> [GIVEN INFORMATION]:

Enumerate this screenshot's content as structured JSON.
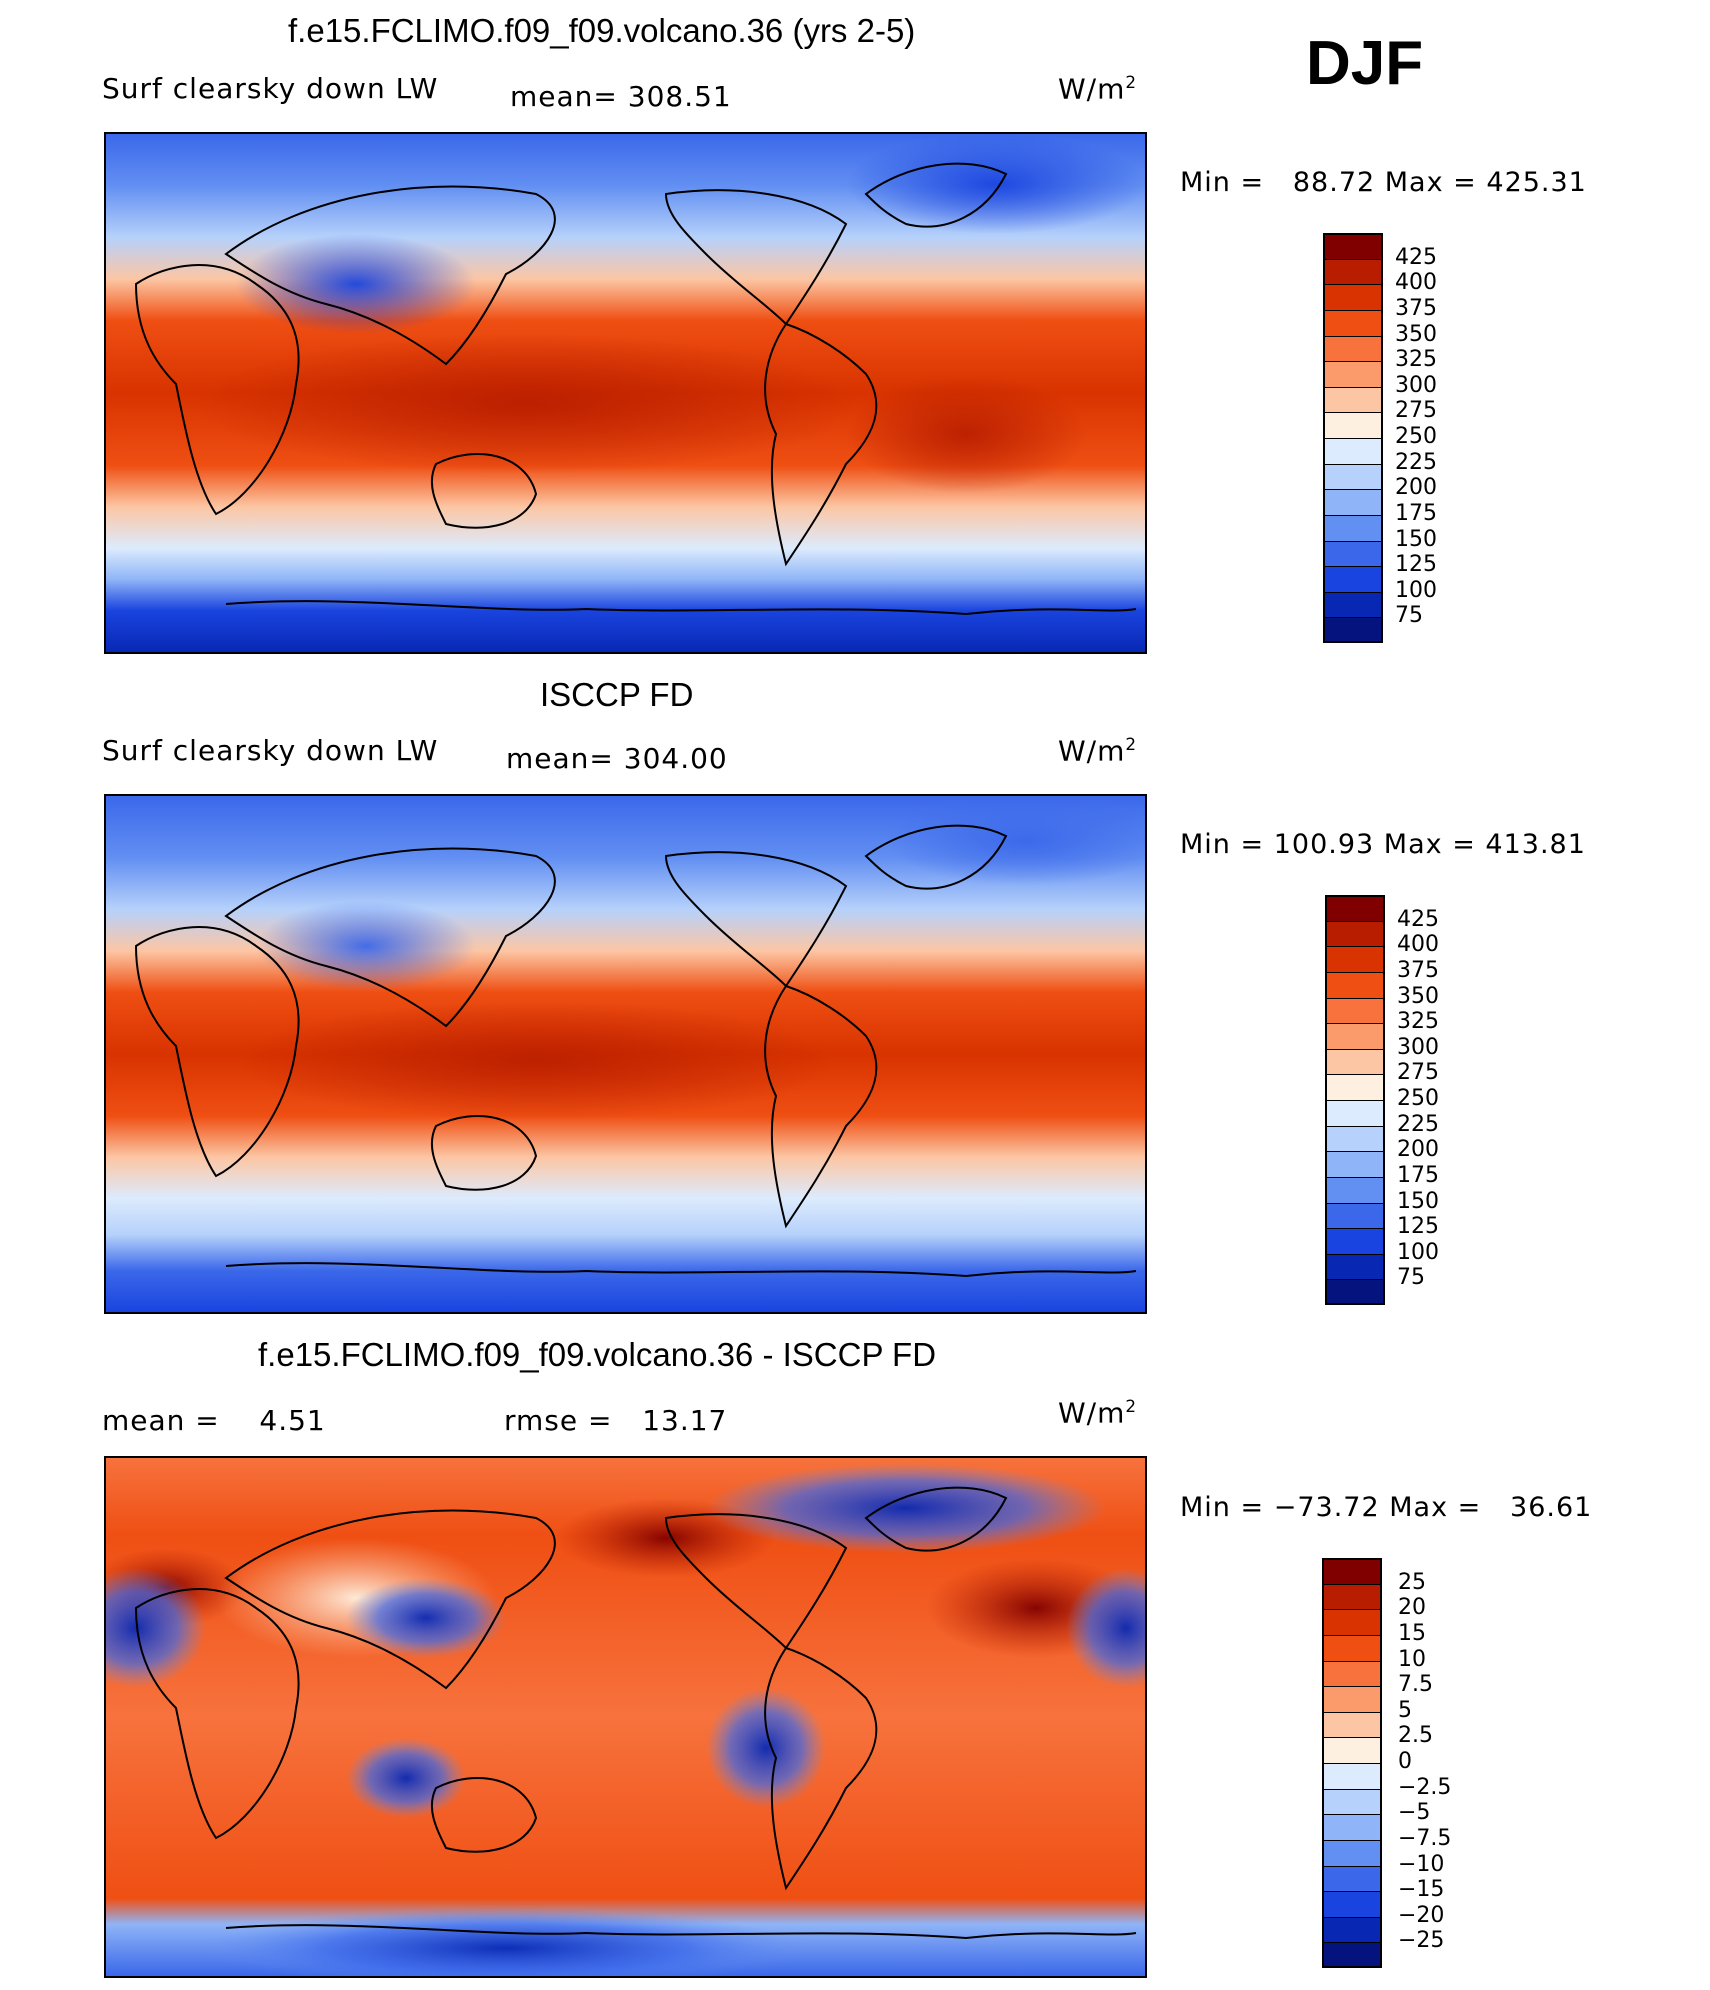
{
  "season": "DJF",
  "panel1": {
    "title": "f.e15.FCLIMO.f09_f09.volcano.36 (yrs 2-5)",
    "variable": "Surf clearsky down LW",
    "mean_text": "mean= 308.51",
    "units_base": "W/m",
    "units_exp": "2",
    "min_label": "Min =",
    "min_value": "88.72",
    "max_label": "Max =",
    "max_value": "425.31"
  },
  "panel2": {
    "title": "ISCCP FD",
    "variable": "Surf clearsky down LW",
    "mean_text": "mean= 304.00",
    "units_base": "W/m",
    "units_exp": "2",
    "min_label": "Min =",
    "min_value": "100.93",
    "max_label": "Max =",
    "max_value": "413.81"
  },
  "panel3": {
    "title": "f.e15.FCLIMO.f09_f09.volcano.36 - ISCCP FD",
    "mean_label": "mean =",
    "mean_value": "4.51",
    "rmse_label": "rmse =",
    "rmse_value": "13.17",
    "units_base": "W/m",
    "units_exp": "2",
    "min_label": "Min =",
    "min_value": "−73.72",
    "max_label": "Max =",
    "max_value": "36.61"
  },
  "colorbar_abs": {
    "labels": [
      "425",
      "400",
      "375",
      "350",
      "325",
      "300",
      "275",
      "250",
      "225",
      "200",
      "175",
      "150",
      "125",
      "100",
      "75"
    ],
    "colors": [
      "#800000",
      "#b81d00",
      "#d83300",
      "#ef4f13",
      "#f7723d",
      "#fb9a6b",
      "#fcc6a4",
      "#fef0e0",
      "#dcebfd",
      "#b6d1fb",
      "#8fb4f7",
      "#628ff2",
      "#3b68ea",
      "#1a44df",
      "#0828b4",
      "#04137d"
    ]
  },
  "colorbar_diff": {
    "labels": [
      "25",
      "20",
      "15",
      "10",
      "7.5",
      "5",
      "2.5",
      "0",
      "−2.5",
      "−5",
      "−7.5",
      "−10",
      "−15",
      "−20",
      "−25"
    ],
    "colors": [
      "#800000",
      "#b81d00",
      "#d83300",
      "#ef4f13",
      "#f7723d",
      "#fb9a6b",
      "#fcc6a4",
      "#fef0e0",
      "#dcebfd",
      "#b6d1fb",
      "#8fb4f7",
      "#628ff2",
      "#3b68ea",
      "#1a44df",
      "#0828b4",
      "#04137d"
    ]
  },
  "map_data": {
    "projection": "cylindrical equidistant",
    "longitude_range": [
      0,
      360
    ],
    "latitude_range": [
      -90,
      90
    ]
  }
}
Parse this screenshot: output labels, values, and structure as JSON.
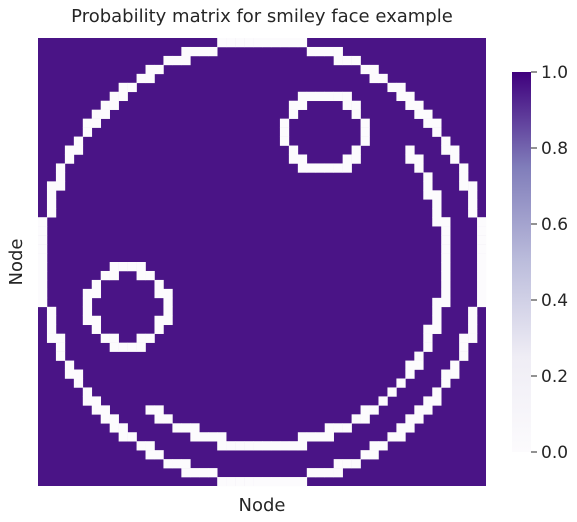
{
  "chart_data": {
    "type": "heatmap",
    "title": "Probability matrix for smiley face example",
    "xlabel": "Node",
    "ylabel": "Node",
    "colormap": "Purples",
    "colors": {
      "low": "#fcfbfd",
      "high": "#3f007d",
      "cell_off": "#4a1486",
      "cell_on": "#fcfbfd"
    },
    "vmin": 0.0,
    "vmax": 1.0,
    "colorbar_ticks": [
      "0.0",
      "0.2",
      "0.4",
      "0.6",
      "0.8",
      "1.0"
    ],
    "grid_size": 50,
    "description_of_values": "binary matrix: 1 = dark purple cell, 0 = white cell (smiley outline)",
    "outline_circle": {
      "center": [
        24.5,
        24.5
      ],
      "radius": 24.5
    },
    "inner_circle": {
      "center": [
        24.5,
        24.5
      ],
      "radius": 20.5
    },
    "eye_1": {
      "center": [
        31.5,
        10.0
      ],
      "radius": 4.3
    },
    "eye_2": {
      "center": [
        9.5,
        29.5
      ],
      "radius": 4.3
    },
    "smile_arc": {
      "center": [
        24.5,
        24.5
      ],
      "radius": 20.5,
      "from_deg": -40,
      "to_deg": 130
    }
  }
}
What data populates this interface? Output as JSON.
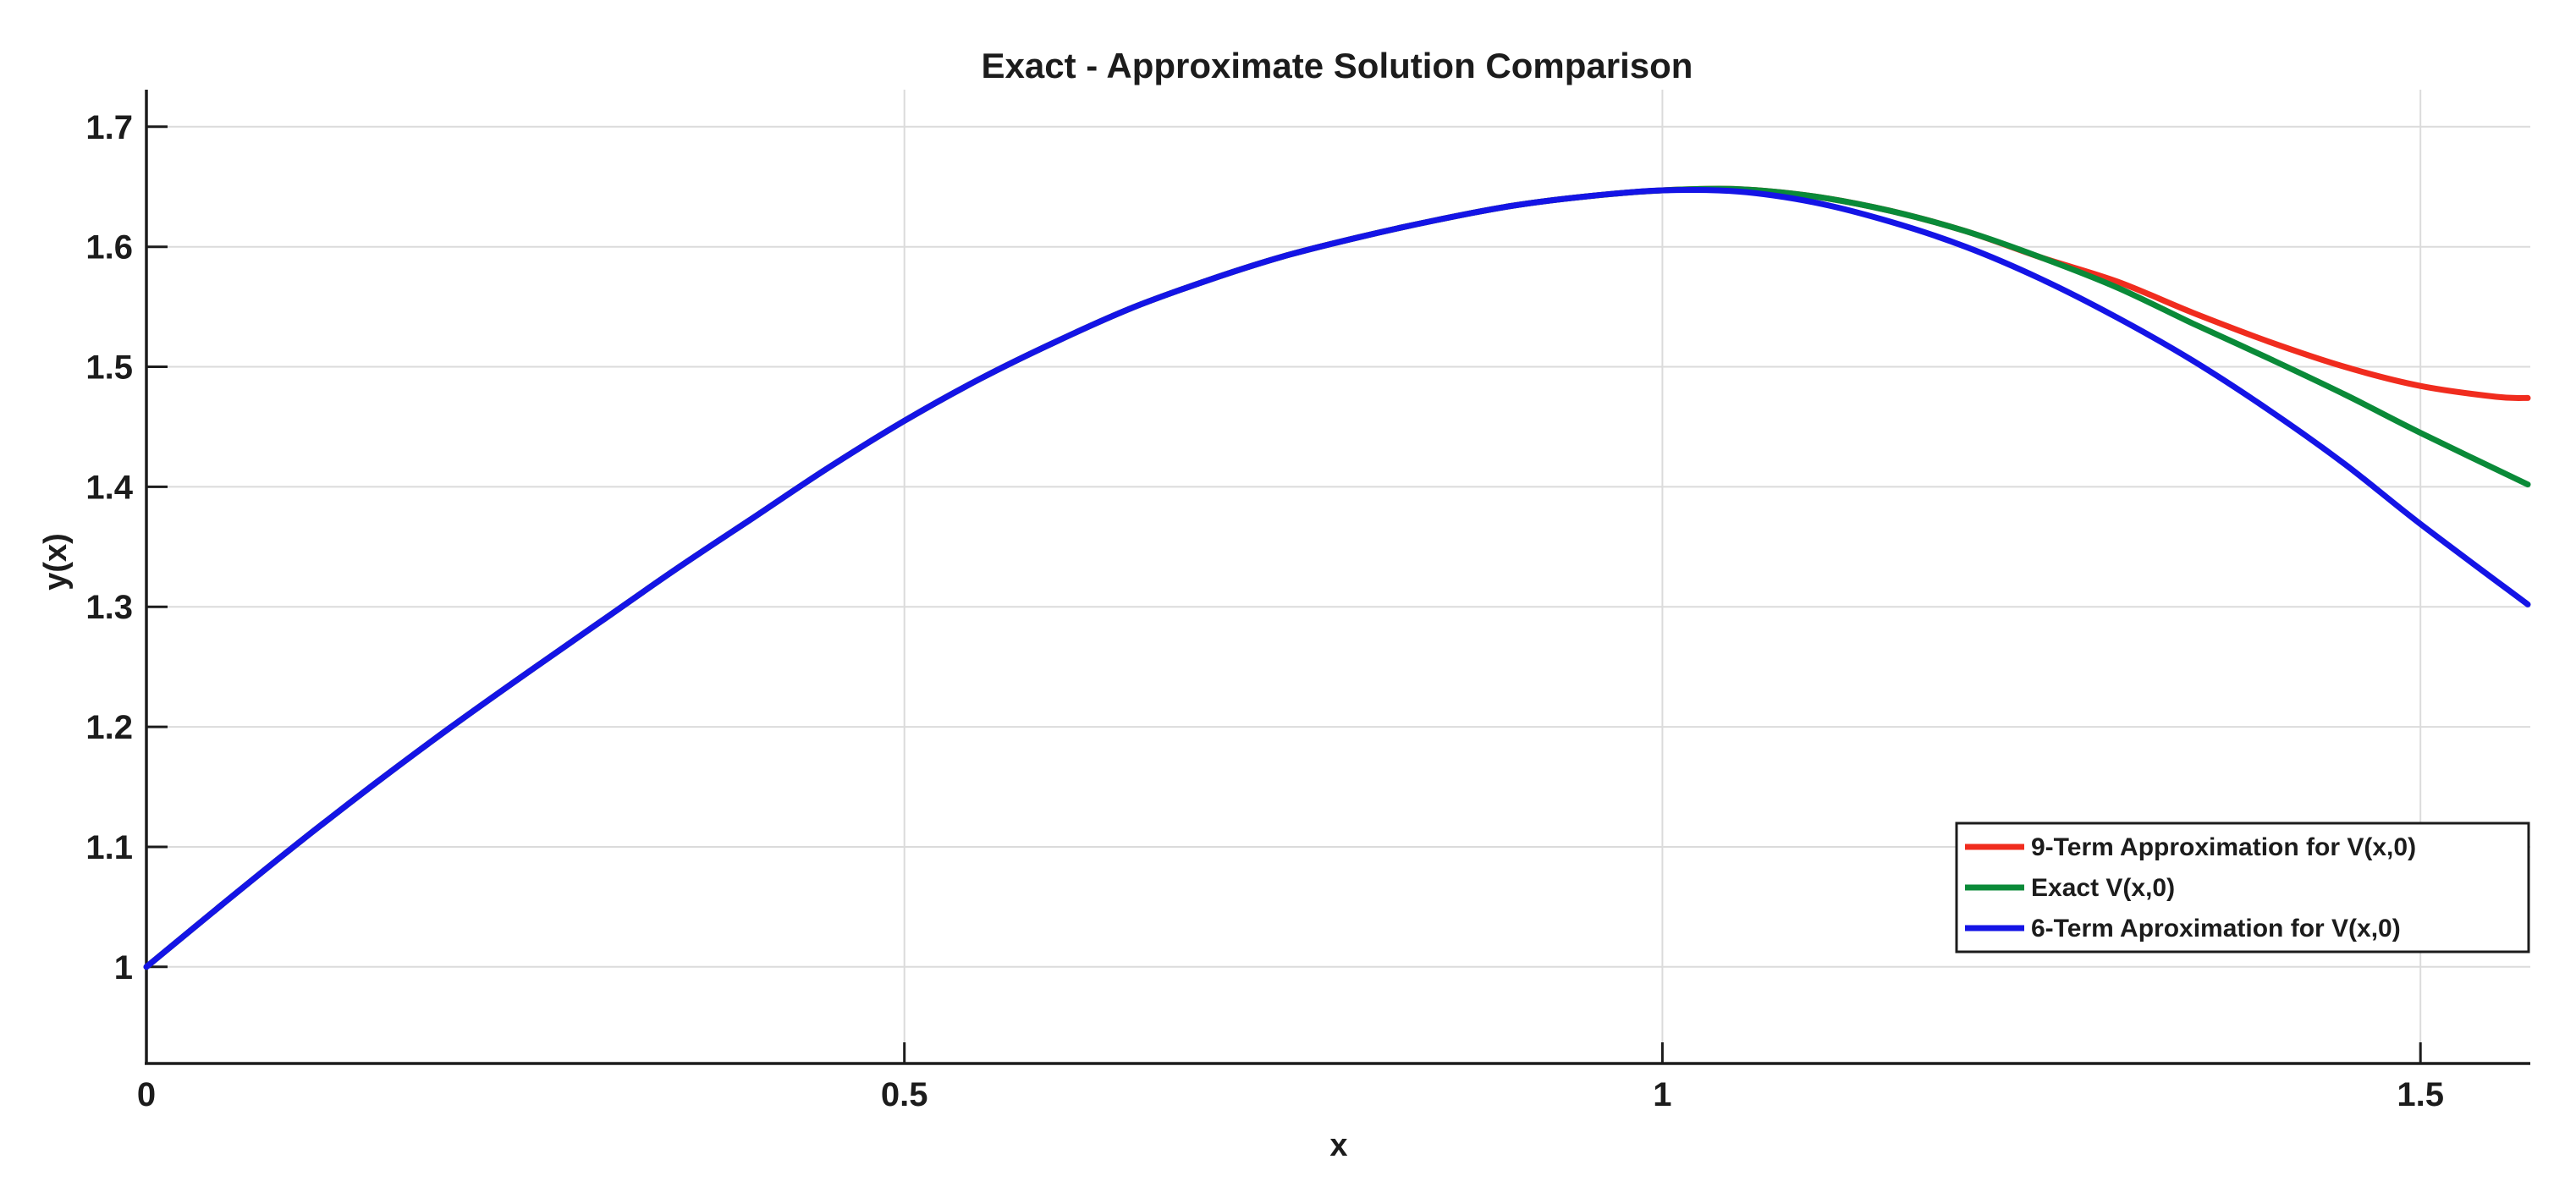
{
  "figure": {
    "background": "#ffffff",
    "text_color": "#1c1c1c",
    "grid_color": "#dbdbdb"
  },
  "chart_data": {
    "type": "line",
    "title": "Exact - Approximate Solution Comparison",
    "xlabel": "x",
    "ylabel": "y(x)",
    "xlim": [
      0,
      1.5708
    ],
    "ylim": [
      0.9195,
      1.7309
    ],
    "grid": true,
    "legend_position": "southeast",
    "xticks": {
      "values": [
        0,
        0.5,
        1,
        1.5
      ],
      "labels": [
        "0",
        "0.5",
        "1",
        "1.5"
      ]
    },
    "yticks": {
      "values": [
        1,
        1.1,
        1.2,
        1.3,
        1.4,
        1.5,
        1.6,
        1.7
      ],
      "labels": [
        "1",
        "1.1",
        "1.2",
        "1.3",
        "1.4",
        "1.5",
        "1.6",
        "1.7"
      ]
    },
    "series": [
      {
        "name": "9-Term Approximation for V(x,0)",
        "color": "#f02c1e",
        "x": [
          0,
          0.05,
          0.1,
          0.15,
          0.2,
          0.25,
          0.3,
          0.35,
          0.4,
          0.45,
          0.5,
          0.55,
          0.6,
          0.65,
          0.7,
          0.75,
          0.8,
          0.85,
          0.9,
          0.95,
          1.0,
          1.05,
          1.1,
          1.15,
          1.2,
          1.25,
          1.3,
          1.35,
          1.4,
          1.45,
          1.5,
          1.55,
          1.5708
        ],
        "y": [
          1.0,
          1.052,
          1.103,
          1.152,
          1.199,
          1.244,
          1.288,
          1.332,
          1.374,
          1.416,
          1.455,
          1.49,
          1.521,
          1.549,
          1.572,
          1.592,
          1.608,
          1.622,
          1.634,
          1.642,
          1.647,
          1.648,
          1.642,
          1.63,
          1.613,
          1.591,
          1.571,
          1.545,
          1.521,
          1.5,
          1.484,
          1.475,
          1.474
        ]
      },
      {
        "name": "Exact V(x,0)",
        "color": "#0a8a38",
        "x": [
          0,
          0.05,
          0.1,
          0.15,
          0.2,
          0.25,
          0.3,
          0.35,
          0.4,
          0.45,
          0.5,
          0.55,
          0.6,
          0.65,
          0.7,
          0.75,
          0.8,
          0.85,
          0.9,
          0.95,
          1.0,
          1.05,
          1.1,
          1.15,
          1.2,
          1.25,
          1.3,
          1.35,
          1.4,
          1.45,
          1.5,
          1.5708
        ],
        "y": [
          1.0,
          1.052,
          1.103,
          1.152,
          1.199,
          1.244,
          1.288,
          1.332,
          1.374,
          1.416,
          1.455,
          1.49,
          1.521,
          1.549,
          1.572,
          1.592,
          1.608,
          1.622,
          1.634,
          1.642,
          1.647,
          1.648,
          1.642,
          1.63,
          1.613,
          1.591,
          1.566,
          1.536,
          1.507,
          1.477,
          1.445,
          1.402
        ]
      },
      {
        "name": "6-Term Aproximation for V(x,0)",
        "color": "#1414e6",
        "x": [
          0,
          0.05,
          0.1,
          0.15,
          0.2,
          0.25,
          0.3,
          0.35,
          0.4,
          0.45,
          0.5,
          0.55,
          0.6,
          0.65,
          0.7,
          0.75,
          0.8,
          0.85,
          0.9,
          0.95,
          1.0,
          1.05,
          1.1,
          1.15,
          1.2,
          1.25,
          1.3,
          1.35,
          1.4,
          1.45,
          1.5,
          1.5708
        ],
        "y": [
          1.0,
          1.052,
          1.103,
          1.152,
          1.199,
          1.244,
          1.288,
          1.332,
          1.374,
          1.416,
          1.455,
          1.49,
          1.521,
          1.549,
          1.572,
          1.592,
          1.608,
          1.622,
          1.634,
          1.642,
          1.647,
          1.646,
          1.637,
          1.621,
          1.6,
          1.573,
          1.541,
          1.505,
          1.464,
          1.419,
          1.369,
          1.302
        ]
      }
    ]
  }
}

> [DO THIS]: Lines containing the word "matrix" must all be returned from the material above.

> [SOLUTION]:
    "title": "Probability matrix for smiley face example",
    "description_of_values": "binary matrix: 1 = dark purple cell, 0 = white cell (smiley outline)",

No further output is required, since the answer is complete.